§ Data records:
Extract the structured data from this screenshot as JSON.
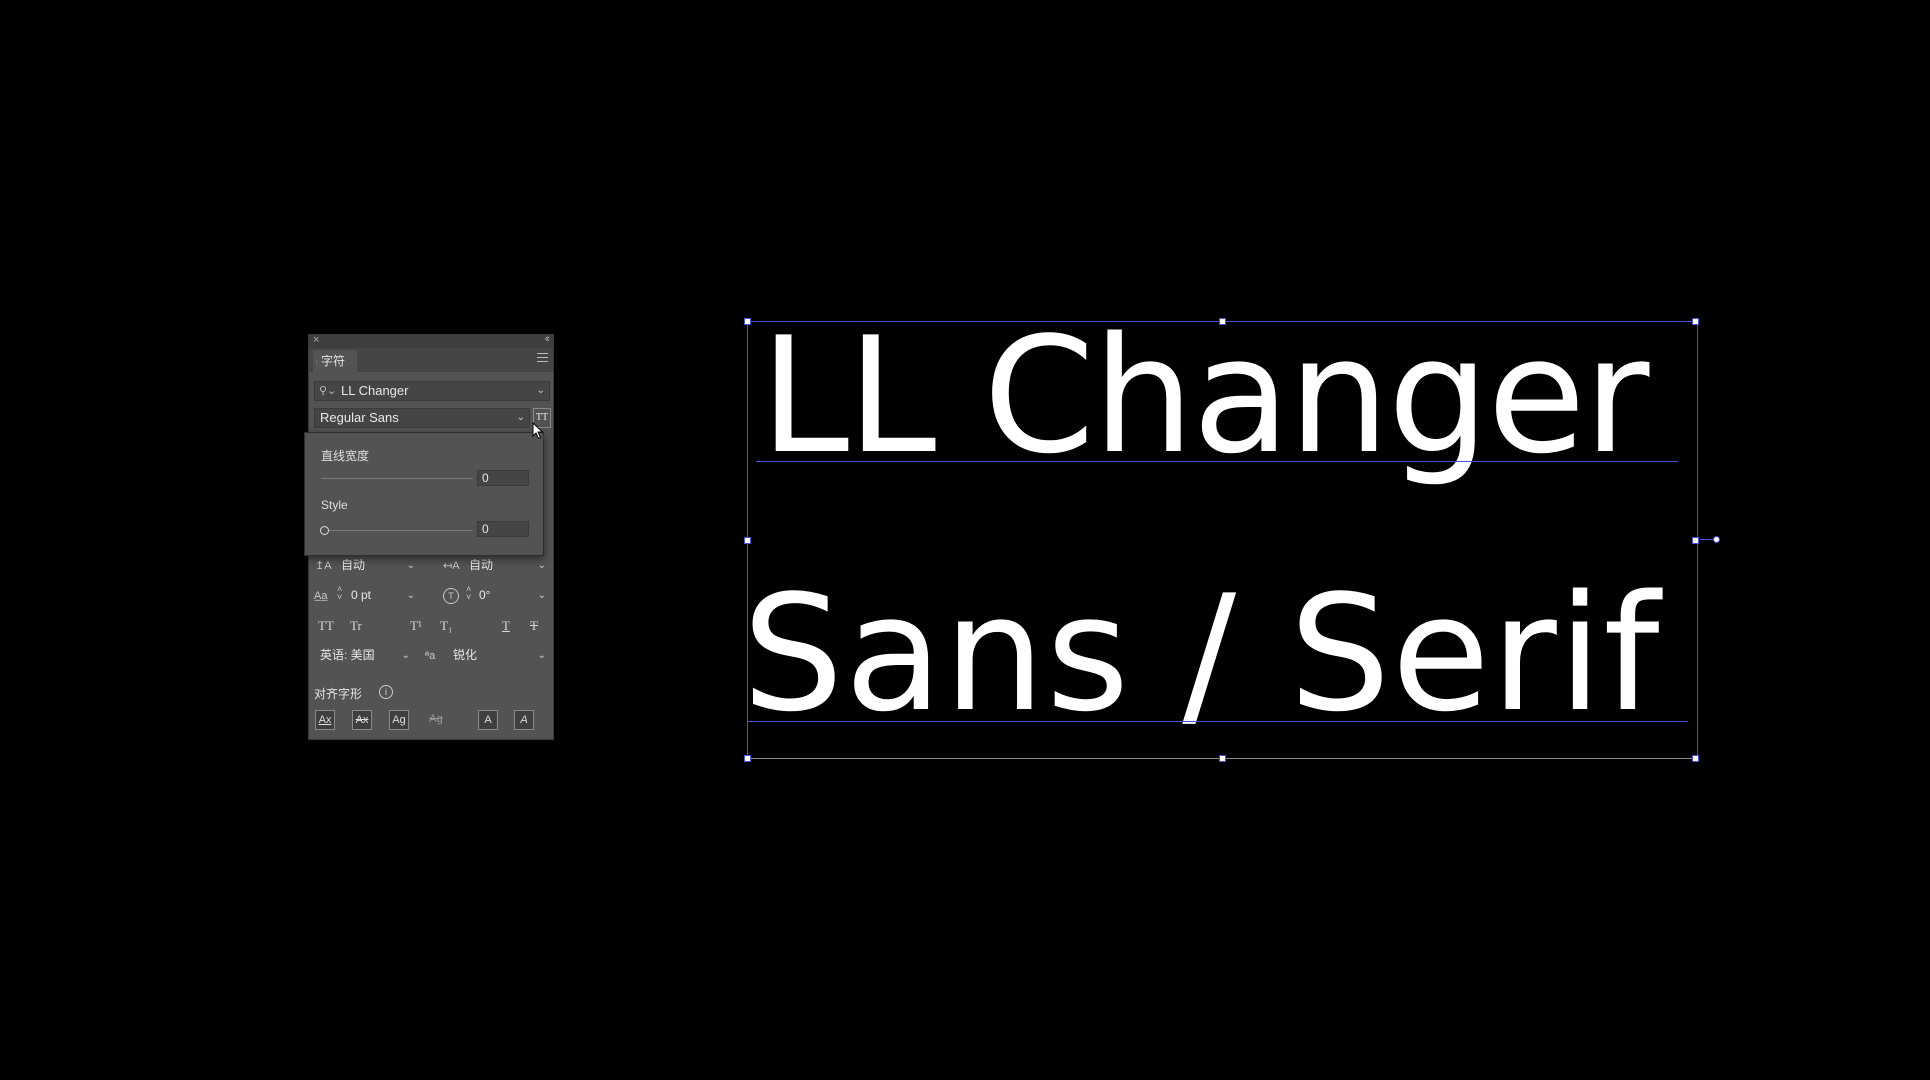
{
  "panel": {
    "tab_label": "字符",
    "close_glyph": "×",
    "collapse_glyph": "‹‹",
    "font_family": "LL Changer",
    "font_style": "Regular Sans",
    "variable_font_icon": "variable-font-icon",
    "leading_value": "自动",
    "kerning_value": "自动",
    "tracking_value": "0 pt",
    "rotation_value": "0°",
    "language": "英语: 美国",
    "antialias": "锐化",
    "aa_glyph": "ªa",
    "align_glyphs_label": "对齐字形",
    "text_style_buttons": [
      "TT",
      "Tr",
      "T¹",
      "T₁",
      "T",
      "T"
    ],
    "align_buttons": [
      "Ax",
      "Ax",
      "Ag",
      "Ag",
      "A",
      "A"
    ]
  },
  "popover": {
    "axis1_label": "直线宽度",
    "axis1_value": "0",
    "axis2_label": "Style",
    "axis2_value": "0"
  },
  "canvas": {
    "line1": "LL Changer",
    "line2": "Sans / Serif"
  },
  "colors": {
    "selection": "#4a4fd6",
    "panel_bg": "#535353",
    "canvas_bg": "#000000"
  }
}
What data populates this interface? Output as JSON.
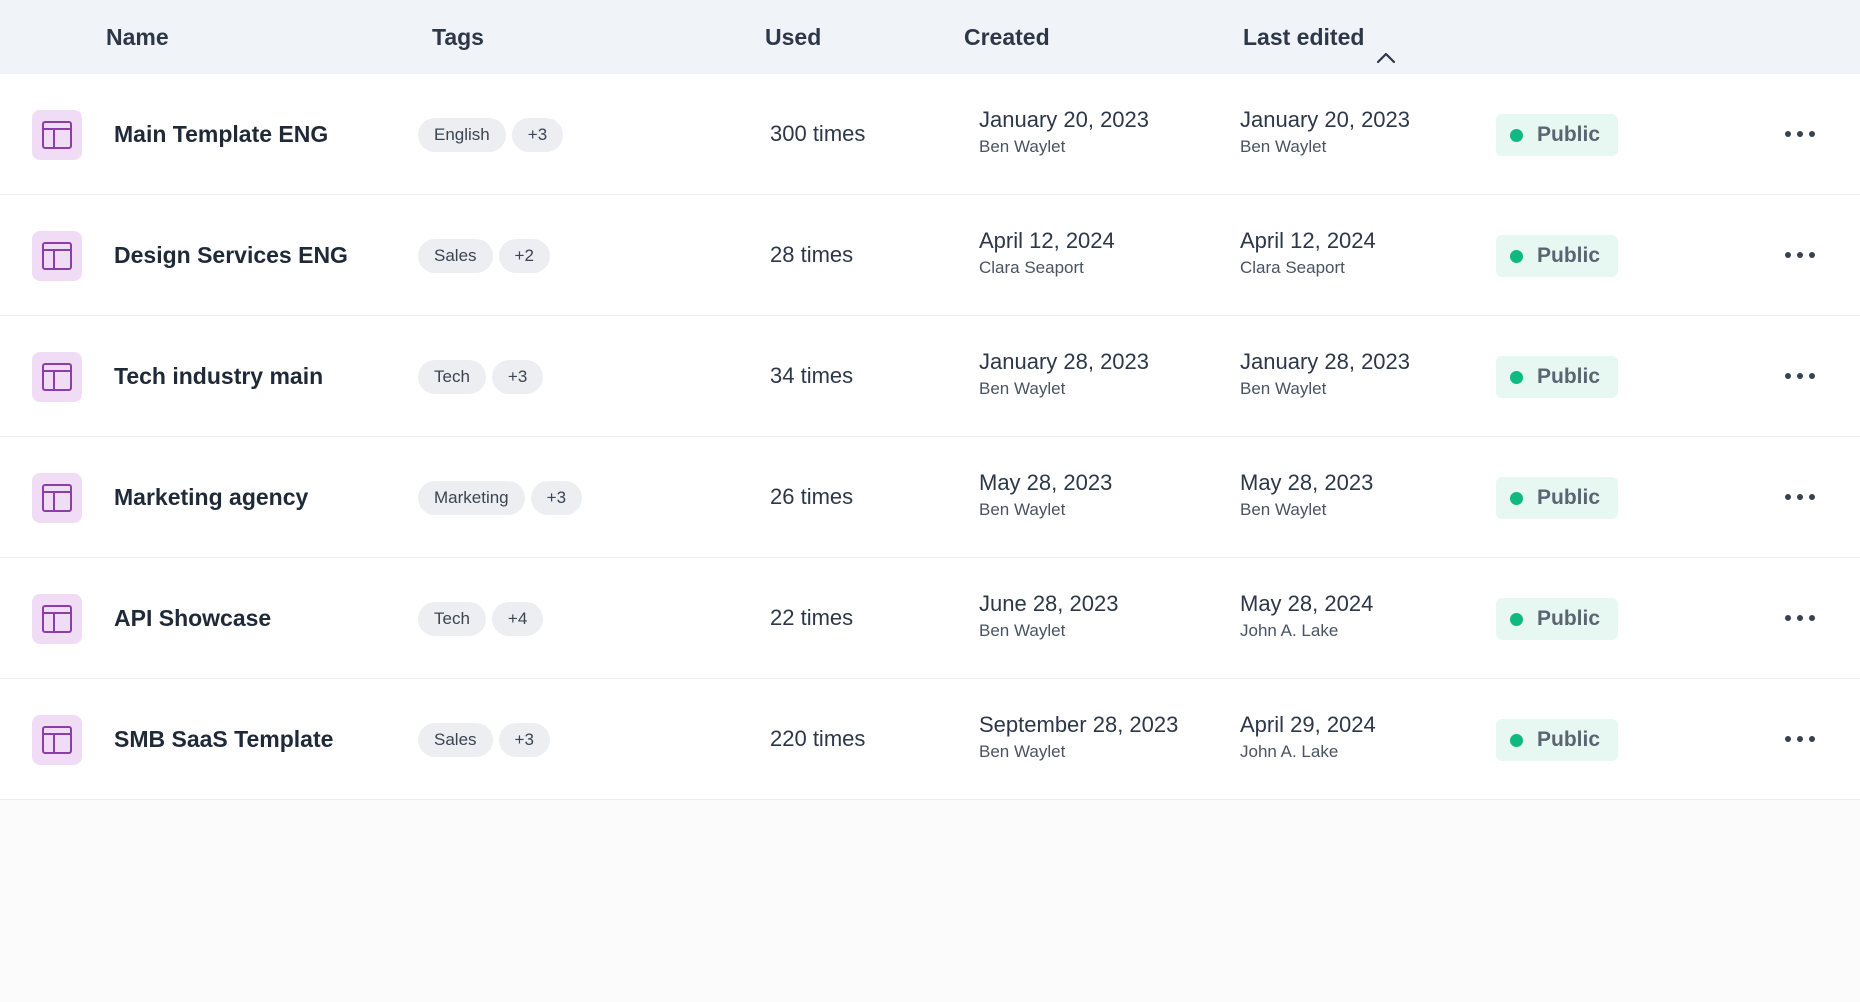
{
  "header": {
    "columns": {
      "name": "Name",
      "tags": "Tags",
      "used": "Used",
      "created": "Created",
      "last_edited": "Last edited"
    },
    "sort_icon": "chevron-up-icon"
  },
  "colors": {
    "accent_purple": "#8b3ea8",
    "icon_bg": "#f1dcf6",
    "public_dot": "#10b981",
    "public_bg": "#e7f8f2"
  },
  "rows": [
    {
      "name": "Main Template ENG",
      "tags": [
        "English",
        "+3"
      ],
      "used": "300 times",
      "created": {
        "date": "January 20, 2023",
        "author": "Ben Waylet"
      },
      "last_edited": {
        "date": "January 20, 2023",
        "author": "Ben Waylet"
      },
      "status": "Public"
    },
    {
      "name": "Design Services ENG",
      "tags": [
        "Sales",
        "+2"
      ],
      "used": "28 times",
      "created": {
        "date": "April 12, 2024",
        "author": "Clara Seaport"
      },
      "last_edited": {
        "date": "April 12, 2024",
        "author": "Clara Seaport"
      },
      "status": "Public"
    },
    {
      "name": "Tech industry main",
      "tags": [
        "Tech",
        "+3"
      ],
      "used": "34 times",
      "created": {
        "date": "January 28, 2023",
        "author": "Ben Waylet"
      },
      "last_edited": {
        "date": "January 28, 2023",
        "author": "Ben Waylet"
      },
      "status": "Public"
    },
    {
      "name": "Marketing agency",
      "tags": [
        "Marketing",
        "+3"
      ],
      "used": "26 times",
      "created": {
        "date": "May 28, 2023",
        "author": "Ben Waylet"
      },
      "last_edited": {
        "date": "May 28, 2023",
        "author": "Ben Waylet"
      },
      "status": "Public"
    },
    {
      "name": "API Showcase",
      "tags": [
        "Tech",
        "+4"
      ],
      "used": "22 times",
      "created": {
        "date": "June 28, 2023",
        "author": "Ben Waylet"
      },
      "last_edited": {
        "date": "May 28, 2024",
        "author": "John A. Lake"
      },
      "status": "Public"
    },
    {
      "name": "SMB SaaS Template",
      "tags": [
        "Sales",
        "+3"
      ],
      "used": "220 times",
      "created": {
        "date": "September 28, 2023",
        "author": "Ben Waylet"
      },
      "last_edited": {
        "date": "April 29, 2024",
        "author": "John A. Lake"
      },
      "status": "Public"
    }
  ]
}
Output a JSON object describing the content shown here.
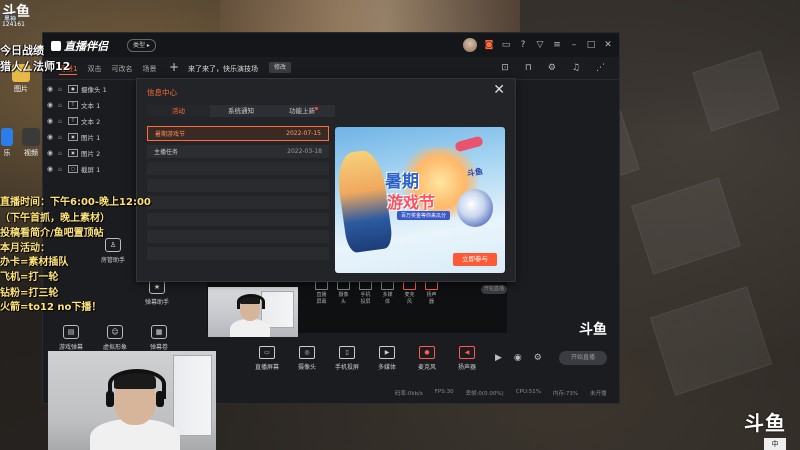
{
  "desktop": {
    "douyu_logo": "斗鱼",
    "user_tag": "黑神",
    "user_id": "124161",
    "overlay": {
      "line1": "今日战绩",
      "line2": "猎人ㄥ法师12",
      "line3": "直播时间：下午6:00-晚上12:00",
      "line4": "（下午首抓，晚上素材）",
      "line5": "投稿看简介/鱼吧置顶帖",
      "line6": "本月活动：",
      "line7": "办卡=素材插队",
      "line8": "飞机=打一轮",
      "line9": "钻粉=打三轮",
      "line10": "火箭=to12 no下播！"
    },
    "icons": [
      {
        "label": "图片",
        "icon": "folder-icon",
        "color": "#e8b948"
      },
      {
        "label": "乐",
        "icon": "music-app-icon",
        "color": "#2b7de9"
      },
      {
        "label": "视频",
        "icon": "video-app-icon",
        "color": "#3a3a3a"
      }
    ],
    "watermark": "斗鱼",
    "ime": "中"
  },
  "app": {
    "brand": "直播伴侣",
    "type_label": "类型",
    "scene_tabs": [
      "场景1",
      "双击",
      "可改名",
      "场景"
    ],
    "live_title": "来了来了，快乐演技场",
    "edit_label": "修改",
    "sources": [
      {
        "name": "摄像头 1",
        "type": "cam"
      },
      {
        "name": "文本 1",
        "type": "T"
      },
      {
        "name": "文本 2",
        "type": "T"
      },
      {
        "name": "图片 1",
        "type": "img"
      },
      {
        "name": "图片 2",
        "type": "img"
      },
      {
        "name": "截屏 1",
        "type": "cap"
      }
    ],
    "tools": [
      {
        "label": "房管助手",
        "icon": "user-manage-icon"
      },
      {
        "label": "弹幕助手",
        "icon": "danmaku-assist-icon"
      },
      {
        "label": "游戏弹幕",
        "icon": "game-danmaku-icon"
      },
      {
        "label": "虚拟形象",
        "icon": "avatar-icon"
      },
      {
        "label": "弹幕卷",
        "icon": "danmaku-roll-icon"
      }
    ],
    "mini_toolbar": [
      "直播屏幕",
      "摄像头",
      "手机投屏",
      "多媒体",
      "麦克风",
      "扬声器"
    ],
    "mini_end": "开始直播",
    "preview_logo": "斗鱼",
    "controls": [
      {
        "label": "直播屏幕",
        "icon": "screen-icon"
      },
      {
        "label": "摄像头",
        "icon": "camera-icon"
      },
      {
        "label": "手机投屏",
        "icon": "phone-cast-icon"
      },
      {
        "label": "多媒体",
        "icon": "media-icon"
      },
      {
        "label": "麦克风",
        "icon": "mic-icon"
      },
      {
        "label": "扬声器",
        "icon": "speaker-icon"
      }
    ],
    "start_live": "开始直播",
    "status": [
      "码率:0kb/s",
      "FPS:30",
      "丢帧:0(0.00%)",
      "CPU:51%",
      "内存:73%",
      "未开播"
    ]
  },
  "modal": {
    "title": "信息中心",
    "tabs": [
      "活动",
      "系统通知",
      "功能上新"
    ],
    "active_tab": 0,
    "messages": [
      {
        "title": "暑期游戏节",
        "date": "2022-07-15",
        "selected": true
      },
      {
        "title": "主播任务",
        "date": "2022-03-18",
        "selected": false
      }
    ],
    "banner": {
      "title1": "暑期",
      "title2": "游戏节",
      "tag": "百万奖金等你来瓜分",
      "side": "斗鱼",
      "button": "立即参与"
    }
  }
}
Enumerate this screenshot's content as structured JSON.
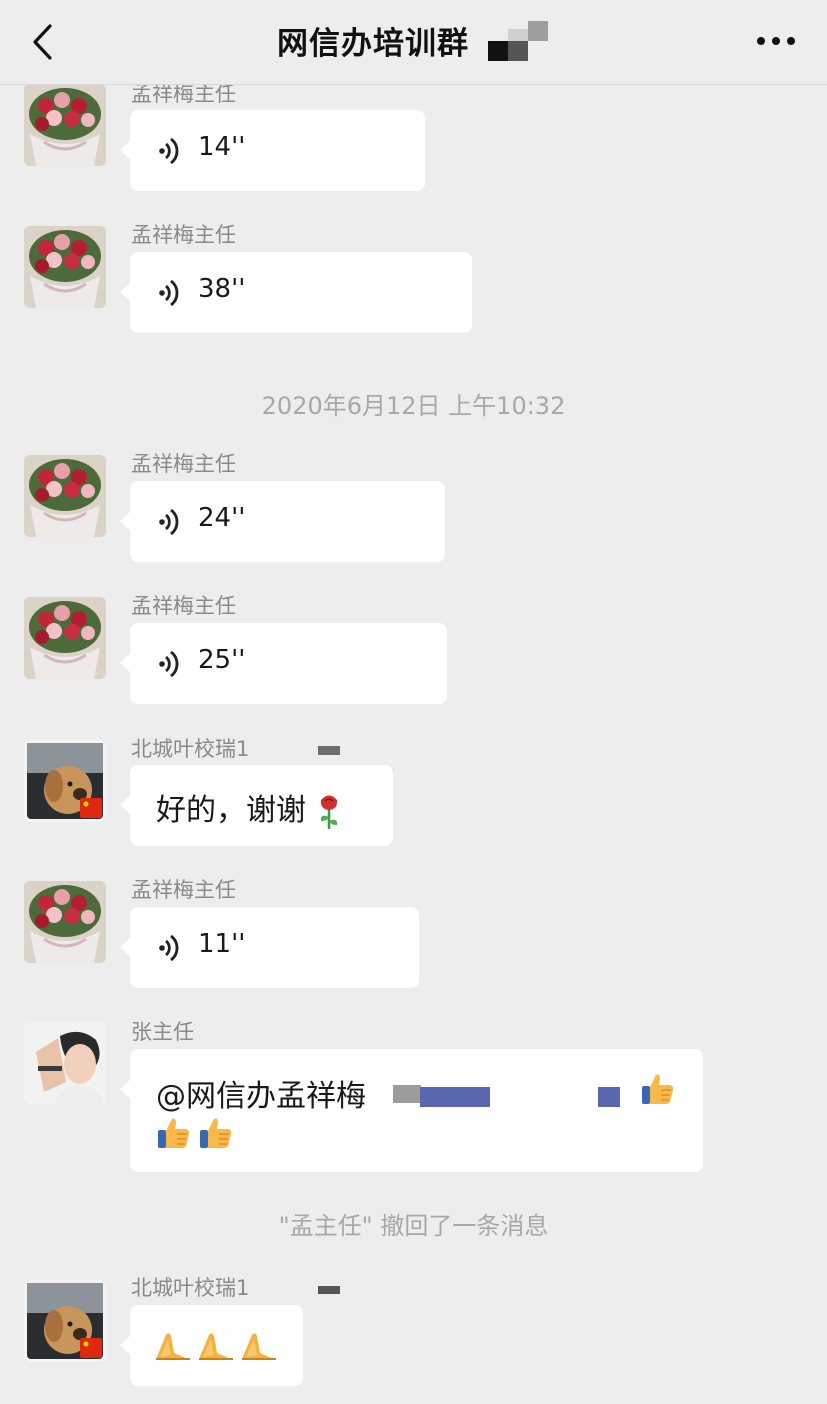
{
  "header": {
    "title": "网信办培训群",
    "back_icon": "chevron-left-icon",
    "more_icon": "ellipsis-icon"
  },
  "messages": [
    {
      "sender": "孟祥梅主任",
      "type": "voice",
      "duration": "14''"
    },
    {
      "sender": "孟祥梅主任",
      "type": "voice",
      "duration": "38''"
    },
    {
      "sender": "孟祥梅主任",
      "type": "voice",
      "duration": "24''"
    },
    {
      "sender": "孟祥梅主任",
      "type": "voice",
      "duration": "25''"
    },
    {
      "sender": "北城叶校瑞1",
      "type": "text",
      "text": "好的，谢谢",
      "emoji": "rose-icon"
    },
    {
      "sender": "孟祥梅主任",
      "type": "voice",
      "duration": "11''"
    },
    {
      "sender": "张主任",
      "type": "text",
      "text": "@网信办孟祥梅",
      "emoji": "thumbs-up-icon"
    },
    {
      "sender": "北城叶校瑞1",
      "type": "emoji",
      "emoji": "folded-hands-icon"
    }
  ],
  "timestamp": "2020年6月12日 上午10:32",
  "recall_notice": "\"孟主任\" 撤回了一条消息",
  "colors": {
    "background": "#ededed",
    "bubble": "#ffffff",
    "meta_text": "#a8a8a8",
    "sender_text": "#8a8a8a"
  }
}
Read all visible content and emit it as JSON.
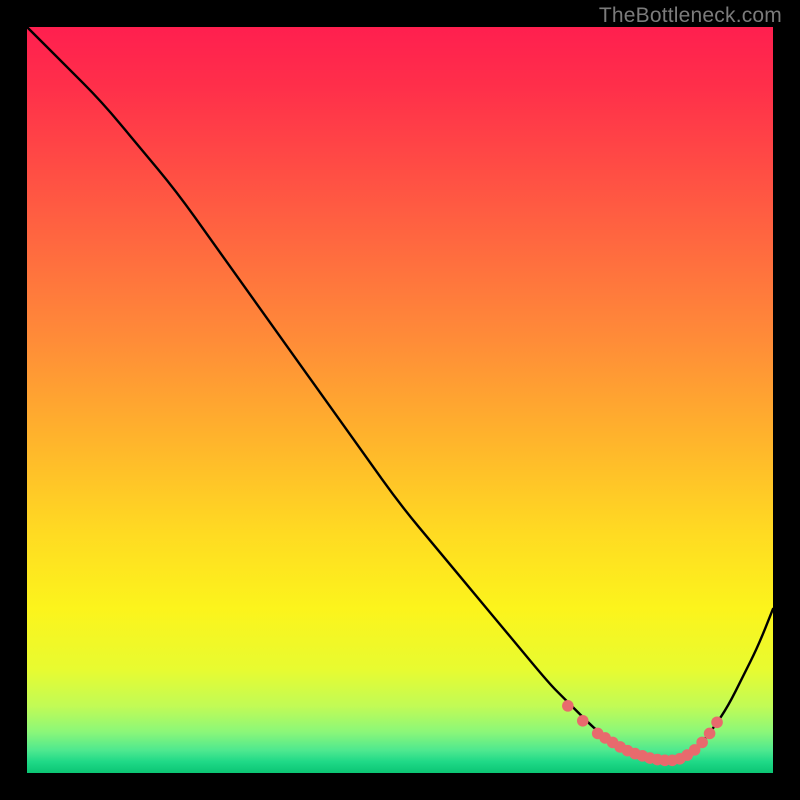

§ To do:
Scan the lines for the string "content". Copy out each line that matches.

§ Exercise answer:
Output a JSON object describing the content shown here.
Enumerate this screenshot's content as structured JSON.
Read all visible content and emit it as JSON.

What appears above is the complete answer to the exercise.